Reproduce exactly the lines from the one containing "Serialize everything readable" through the last line of the data, both ends included.
>> begin DATASET ROWS
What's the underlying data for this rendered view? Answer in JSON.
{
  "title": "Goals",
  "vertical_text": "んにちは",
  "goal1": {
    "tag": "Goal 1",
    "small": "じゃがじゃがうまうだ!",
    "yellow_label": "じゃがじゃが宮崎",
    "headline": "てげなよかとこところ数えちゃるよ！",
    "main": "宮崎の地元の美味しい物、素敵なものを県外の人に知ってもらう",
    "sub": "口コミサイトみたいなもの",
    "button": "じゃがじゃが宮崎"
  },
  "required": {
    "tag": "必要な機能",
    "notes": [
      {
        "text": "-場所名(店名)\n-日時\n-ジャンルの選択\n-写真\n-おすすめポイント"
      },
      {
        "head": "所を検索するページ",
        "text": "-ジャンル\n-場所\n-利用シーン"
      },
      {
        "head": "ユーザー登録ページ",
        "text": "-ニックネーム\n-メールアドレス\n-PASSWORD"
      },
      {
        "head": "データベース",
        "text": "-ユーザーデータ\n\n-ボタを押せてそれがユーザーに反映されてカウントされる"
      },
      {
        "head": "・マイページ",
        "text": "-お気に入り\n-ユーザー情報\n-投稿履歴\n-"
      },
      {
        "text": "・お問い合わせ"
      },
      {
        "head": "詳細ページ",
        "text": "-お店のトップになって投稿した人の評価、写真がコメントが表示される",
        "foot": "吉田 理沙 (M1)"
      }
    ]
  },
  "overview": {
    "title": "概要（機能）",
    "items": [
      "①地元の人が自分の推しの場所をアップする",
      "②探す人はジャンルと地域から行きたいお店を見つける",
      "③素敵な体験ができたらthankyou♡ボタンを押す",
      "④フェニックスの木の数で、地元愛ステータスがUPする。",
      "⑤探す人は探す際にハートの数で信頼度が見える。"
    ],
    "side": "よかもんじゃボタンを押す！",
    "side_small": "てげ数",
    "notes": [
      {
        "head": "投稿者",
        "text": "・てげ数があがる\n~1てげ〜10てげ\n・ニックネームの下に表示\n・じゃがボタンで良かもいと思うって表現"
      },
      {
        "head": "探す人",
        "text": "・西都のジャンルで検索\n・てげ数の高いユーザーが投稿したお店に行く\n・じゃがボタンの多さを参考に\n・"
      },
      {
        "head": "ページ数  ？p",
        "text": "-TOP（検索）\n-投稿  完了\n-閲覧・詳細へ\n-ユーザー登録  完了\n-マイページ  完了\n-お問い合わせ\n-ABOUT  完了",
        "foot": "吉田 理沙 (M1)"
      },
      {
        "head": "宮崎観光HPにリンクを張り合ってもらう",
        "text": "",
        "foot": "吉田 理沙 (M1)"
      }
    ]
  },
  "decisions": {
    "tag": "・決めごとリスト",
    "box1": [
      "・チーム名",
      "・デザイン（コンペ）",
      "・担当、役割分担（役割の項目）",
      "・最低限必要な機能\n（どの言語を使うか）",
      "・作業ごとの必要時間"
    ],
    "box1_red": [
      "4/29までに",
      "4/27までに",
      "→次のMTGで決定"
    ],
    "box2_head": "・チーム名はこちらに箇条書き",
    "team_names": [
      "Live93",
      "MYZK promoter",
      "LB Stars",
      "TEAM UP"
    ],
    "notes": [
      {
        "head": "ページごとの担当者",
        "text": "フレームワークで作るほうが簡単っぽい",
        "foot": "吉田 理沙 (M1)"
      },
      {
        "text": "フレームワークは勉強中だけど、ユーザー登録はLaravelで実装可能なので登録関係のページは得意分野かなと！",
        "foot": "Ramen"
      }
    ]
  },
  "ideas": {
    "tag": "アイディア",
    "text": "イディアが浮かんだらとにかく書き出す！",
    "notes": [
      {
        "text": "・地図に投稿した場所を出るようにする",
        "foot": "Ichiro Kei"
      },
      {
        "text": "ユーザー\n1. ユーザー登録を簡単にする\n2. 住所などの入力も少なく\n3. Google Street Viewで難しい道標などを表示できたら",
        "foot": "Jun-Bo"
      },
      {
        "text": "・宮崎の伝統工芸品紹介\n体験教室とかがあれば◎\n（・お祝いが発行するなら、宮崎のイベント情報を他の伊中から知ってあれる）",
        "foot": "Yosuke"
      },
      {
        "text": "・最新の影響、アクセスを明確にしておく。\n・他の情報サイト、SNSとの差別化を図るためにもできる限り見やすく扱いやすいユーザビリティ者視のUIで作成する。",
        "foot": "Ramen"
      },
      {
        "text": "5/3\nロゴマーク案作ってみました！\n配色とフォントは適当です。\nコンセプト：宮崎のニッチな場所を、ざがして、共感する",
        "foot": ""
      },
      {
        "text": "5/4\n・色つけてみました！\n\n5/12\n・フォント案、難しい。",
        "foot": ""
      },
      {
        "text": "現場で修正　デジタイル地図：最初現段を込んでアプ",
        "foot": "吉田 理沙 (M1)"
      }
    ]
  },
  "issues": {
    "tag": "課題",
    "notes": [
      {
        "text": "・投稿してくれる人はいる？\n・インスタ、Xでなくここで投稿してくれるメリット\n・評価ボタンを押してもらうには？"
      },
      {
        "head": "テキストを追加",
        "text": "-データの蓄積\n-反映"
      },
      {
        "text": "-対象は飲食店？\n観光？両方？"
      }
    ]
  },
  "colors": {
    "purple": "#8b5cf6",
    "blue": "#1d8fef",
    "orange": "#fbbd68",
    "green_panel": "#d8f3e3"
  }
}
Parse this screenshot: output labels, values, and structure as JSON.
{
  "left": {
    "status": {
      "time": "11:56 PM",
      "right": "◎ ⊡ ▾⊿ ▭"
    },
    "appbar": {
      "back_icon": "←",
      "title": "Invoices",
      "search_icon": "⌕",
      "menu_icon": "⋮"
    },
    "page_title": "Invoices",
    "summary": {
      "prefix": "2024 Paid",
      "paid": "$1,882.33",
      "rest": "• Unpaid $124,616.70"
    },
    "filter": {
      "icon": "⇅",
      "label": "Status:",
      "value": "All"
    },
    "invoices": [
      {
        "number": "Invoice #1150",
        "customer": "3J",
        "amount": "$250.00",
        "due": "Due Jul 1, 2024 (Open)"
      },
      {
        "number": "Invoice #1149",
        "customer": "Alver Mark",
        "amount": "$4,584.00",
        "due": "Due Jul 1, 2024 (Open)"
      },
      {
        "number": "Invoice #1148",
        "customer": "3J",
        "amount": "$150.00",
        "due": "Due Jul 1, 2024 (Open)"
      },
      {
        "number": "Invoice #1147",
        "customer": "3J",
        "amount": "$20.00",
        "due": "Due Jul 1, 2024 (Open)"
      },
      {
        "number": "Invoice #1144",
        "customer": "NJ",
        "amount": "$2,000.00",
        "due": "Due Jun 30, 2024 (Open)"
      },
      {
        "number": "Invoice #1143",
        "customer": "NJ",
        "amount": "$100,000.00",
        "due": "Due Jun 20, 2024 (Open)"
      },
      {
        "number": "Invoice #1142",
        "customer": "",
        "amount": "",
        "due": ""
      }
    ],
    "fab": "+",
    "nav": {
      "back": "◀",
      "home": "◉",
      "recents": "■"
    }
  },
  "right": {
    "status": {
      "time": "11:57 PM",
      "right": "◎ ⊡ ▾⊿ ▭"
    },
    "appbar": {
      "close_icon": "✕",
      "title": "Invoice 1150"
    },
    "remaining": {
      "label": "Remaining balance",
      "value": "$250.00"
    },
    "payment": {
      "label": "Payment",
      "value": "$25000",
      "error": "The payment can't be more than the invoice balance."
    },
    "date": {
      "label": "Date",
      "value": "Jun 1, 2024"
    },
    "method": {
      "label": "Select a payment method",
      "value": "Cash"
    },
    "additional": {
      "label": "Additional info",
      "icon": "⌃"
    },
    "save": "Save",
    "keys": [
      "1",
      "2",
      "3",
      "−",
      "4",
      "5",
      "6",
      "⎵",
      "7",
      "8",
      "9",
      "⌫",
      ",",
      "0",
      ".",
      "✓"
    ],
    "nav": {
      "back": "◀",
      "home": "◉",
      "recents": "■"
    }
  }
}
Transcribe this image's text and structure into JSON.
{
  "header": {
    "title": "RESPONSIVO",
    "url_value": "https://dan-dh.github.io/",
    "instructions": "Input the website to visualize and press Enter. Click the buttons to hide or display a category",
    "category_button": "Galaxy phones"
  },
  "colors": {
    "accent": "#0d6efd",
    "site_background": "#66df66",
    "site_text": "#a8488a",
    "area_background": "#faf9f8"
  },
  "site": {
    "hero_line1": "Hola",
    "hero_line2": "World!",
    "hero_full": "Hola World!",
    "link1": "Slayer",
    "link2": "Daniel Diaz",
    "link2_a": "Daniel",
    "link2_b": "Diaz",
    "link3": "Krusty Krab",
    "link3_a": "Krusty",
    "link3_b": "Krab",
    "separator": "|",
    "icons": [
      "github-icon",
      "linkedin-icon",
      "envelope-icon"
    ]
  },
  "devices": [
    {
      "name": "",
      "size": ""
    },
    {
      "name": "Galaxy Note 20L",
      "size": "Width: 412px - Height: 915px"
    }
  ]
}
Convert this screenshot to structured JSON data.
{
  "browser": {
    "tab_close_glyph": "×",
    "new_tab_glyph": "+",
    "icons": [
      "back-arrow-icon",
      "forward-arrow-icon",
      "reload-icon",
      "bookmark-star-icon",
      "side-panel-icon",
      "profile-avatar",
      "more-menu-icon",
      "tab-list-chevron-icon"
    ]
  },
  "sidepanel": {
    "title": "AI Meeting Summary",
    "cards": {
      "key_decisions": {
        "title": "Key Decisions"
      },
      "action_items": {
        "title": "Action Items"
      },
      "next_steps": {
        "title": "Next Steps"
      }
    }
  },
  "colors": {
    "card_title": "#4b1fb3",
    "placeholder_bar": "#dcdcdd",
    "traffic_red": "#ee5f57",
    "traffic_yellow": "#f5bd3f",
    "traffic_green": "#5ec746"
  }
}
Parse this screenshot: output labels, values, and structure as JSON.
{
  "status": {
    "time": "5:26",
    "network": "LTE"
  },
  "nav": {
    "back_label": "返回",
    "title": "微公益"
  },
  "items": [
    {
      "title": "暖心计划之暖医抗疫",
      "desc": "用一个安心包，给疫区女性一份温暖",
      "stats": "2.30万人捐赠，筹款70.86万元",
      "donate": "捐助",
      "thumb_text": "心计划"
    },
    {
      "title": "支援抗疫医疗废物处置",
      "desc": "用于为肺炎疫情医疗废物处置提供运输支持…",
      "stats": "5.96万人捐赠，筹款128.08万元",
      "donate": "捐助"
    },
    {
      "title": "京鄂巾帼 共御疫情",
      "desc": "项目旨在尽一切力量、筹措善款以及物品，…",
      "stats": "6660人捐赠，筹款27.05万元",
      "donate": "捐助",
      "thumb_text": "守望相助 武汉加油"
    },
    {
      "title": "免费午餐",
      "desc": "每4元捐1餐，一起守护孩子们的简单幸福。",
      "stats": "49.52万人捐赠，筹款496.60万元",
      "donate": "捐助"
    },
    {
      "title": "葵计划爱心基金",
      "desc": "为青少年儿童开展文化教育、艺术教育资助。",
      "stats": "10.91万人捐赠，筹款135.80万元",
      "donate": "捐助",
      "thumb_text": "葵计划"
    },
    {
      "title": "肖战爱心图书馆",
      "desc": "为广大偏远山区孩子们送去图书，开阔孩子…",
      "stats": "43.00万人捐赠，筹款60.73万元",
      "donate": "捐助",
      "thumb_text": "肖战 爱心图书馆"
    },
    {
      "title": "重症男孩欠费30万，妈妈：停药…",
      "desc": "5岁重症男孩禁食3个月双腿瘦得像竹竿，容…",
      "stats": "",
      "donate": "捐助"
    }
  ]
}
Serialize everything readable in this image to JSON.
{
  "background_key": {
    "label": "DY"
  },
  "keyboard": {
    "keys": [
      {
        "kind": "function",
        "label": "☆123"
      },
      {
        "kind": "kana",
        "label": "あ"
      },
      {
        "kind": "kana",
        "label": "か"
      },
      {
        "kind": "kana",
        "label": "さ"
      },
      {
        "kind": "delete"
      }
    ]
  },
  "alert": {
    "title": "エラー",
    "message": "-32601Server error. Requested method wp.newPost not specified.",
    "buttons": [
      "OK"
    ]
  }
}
>> end DATASET ROWS
» SOLUTION TO THE EXERCISE:
Serialize everything readable in this image to JSON.
{
  "background_key": {
    "label": "DY"
  },
  "keyboard": {
    "keys": [
      {
        "kind": "function",
        "label": "☆123"
      },
      {
        "kind": "kana",
        "label": "あ"
      },
      {
        "kind": "kana",
        "label": "か"
      },
      {
        "kind": "kana",
        "label": "さ"
      },
      {
        "kind": "delete"
      }
    ]
  },
  "alert": {
    "title": "エラー",
    "message": "-32601Server error. Requested method wp.newPost not specified.",
    "buttons": [
      "OK"
    ]
  }
}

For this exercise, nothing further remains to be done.